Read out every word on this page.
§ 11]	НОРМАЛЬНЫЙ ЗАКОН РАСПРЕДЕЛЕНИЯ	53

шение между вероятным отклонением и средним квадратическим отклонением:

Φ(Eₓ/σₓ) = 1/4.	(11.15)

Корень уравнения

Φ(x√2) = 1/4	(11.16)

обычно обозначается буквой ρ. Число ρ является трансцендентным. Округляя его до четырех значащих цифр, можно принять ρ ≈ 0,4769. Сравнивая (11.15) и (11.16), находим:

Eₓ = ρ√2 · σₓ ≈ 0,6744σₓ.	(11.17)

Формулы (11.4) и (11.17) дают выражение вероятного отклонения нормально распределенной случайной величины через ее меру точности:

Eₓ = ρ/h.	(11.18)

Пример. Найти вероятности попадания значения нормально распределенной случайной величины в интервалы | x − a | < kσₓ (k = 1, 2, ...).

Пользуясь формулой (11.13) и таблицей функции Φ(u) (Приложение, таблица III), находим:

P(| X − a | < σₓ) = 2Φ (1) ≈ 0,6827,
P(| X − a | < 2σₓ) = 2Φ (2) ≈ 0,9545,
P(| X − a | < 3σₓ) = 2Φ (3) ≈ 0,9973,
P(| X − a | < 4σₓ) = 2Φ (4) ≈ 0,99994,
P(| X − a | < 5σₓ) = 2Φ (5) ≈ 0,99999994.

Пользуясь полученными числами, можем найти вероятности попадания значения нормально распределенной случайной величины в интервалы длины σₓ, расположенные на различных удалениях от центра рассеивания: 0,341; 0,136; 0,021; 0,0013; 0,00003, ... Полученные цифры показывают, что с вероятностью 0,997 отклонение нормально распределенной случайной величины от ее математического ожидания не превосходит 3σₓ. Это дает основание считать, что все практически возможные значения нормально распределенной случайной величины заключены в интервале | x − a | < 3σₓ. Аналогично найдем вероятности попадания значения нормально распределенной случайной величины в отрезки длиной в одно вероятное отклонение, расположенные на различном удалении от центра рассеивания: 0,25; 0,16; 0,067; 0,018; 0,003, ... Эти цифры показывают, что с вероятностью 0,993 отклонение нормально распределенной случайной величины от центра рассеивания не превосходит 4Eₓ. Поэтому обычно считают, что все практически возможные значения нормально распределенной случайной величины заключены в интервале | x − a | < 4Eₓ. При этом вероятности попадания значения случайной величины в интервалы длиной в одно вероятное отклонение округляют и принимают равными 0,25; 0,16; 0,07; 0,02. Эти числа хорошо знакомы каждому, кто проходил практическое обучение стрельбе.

******

Description of the task -> Exactly reproduce every line of the data above.

Finished answer ->
Read out every word on this page.
§ 11]	НОРМАЛЬНЫЙ ЗАКОН РАСПРЕДЕЛЕНИЯ	53

шение между вероятным отклонением и средним квадратическим отклонением:

Φ(Eₓ/σₓ) = 1/4.	(11.15)

Корень уравнения

Φ(x√2) = 1/4	(11.16)

обычно обозначается буквой ρ. Число ρ является трансцендентным. Округляя его до четырех значащих цифр, можно принять ρ ≈ 0,4769. Сравнивая (11.15) и (11.16), находим:

Eₓ = ρ√2 · σₓ ≈ 0,6744σₓ.	(11.17)

Формулы (11.4) и (11.17) дают выражение вероятного отклонения нормально распределенной случайной величины через ее меру точности:

Eₓ = ρ/h.	(11.18)

Пример. Найти вероятности попадания значения нормально распределенной случайной величины в интервалы | x − a | < kσₓ (k = 1, 2, ...).

Пользуясь формулой (11.13) и таблицей функции Φ(u) (Приложение, таблица III), находим:

P(| X − a | < σₓ) = 2Φ (1) ≈ 0,6827,
P(| X − a | < 2σₓ) = 2Φ (2) ≈ 0,9545,
P(| X − a | < 3σₓ) = 2Φ (3) ≈ 0,9973,
P(| X − a | < 4σₓ) = 2Φ (4) ≈ 0,99994,
P(| X − a | < 5σₓ) = 2Φ (5) ≈ 0,99999994.

Пользуясь полученными числами, можем найти вероятности попадания значения нормально распределенной случайной величины в интервалы длины σₓ, расположенные на различных удалениях от центра рассеивания: 0,341; 0,136; 0,021; 0,0013; 0,00003, ... Полученные цифры показывают, что с вероятностью 0,997 отклонение нормально распределенной случайной величины от ее математического ожидания не превосходит 3σₓ. Это дает основание считать, что все практически возможные значения нормально распределенной случайной величины заключены в интервале | x − a | < 3σₓ. Аналогично найдем вероятности попадания значения нормально распределенной случайной величины в отрезки длиной в одно вероятное отклонение, расположенные на различном удалении от центра рассеивания: 0,25; 0,16; 0,067; 0,018; 0,003, ... Эти цифры показывают, что с вероятностью 0,993 отклонение нормально распределенной случайной величины от центра рассеивания не превосходит 4Eₓ. Поэтому обычно считают, что все практически возможные значения нормально распределенной случайной величины заключены в интервале | x − a | < 4Eₓ. При этом вероятности попадания значения случайной величины в интервалы длиной в одно вероятное отклонение округляют и принимают равными 0,25; 0,16; 0,07; 0,02. Эти числа хорошо знакомы каждому, кто проходил практическое обучение стрельбе.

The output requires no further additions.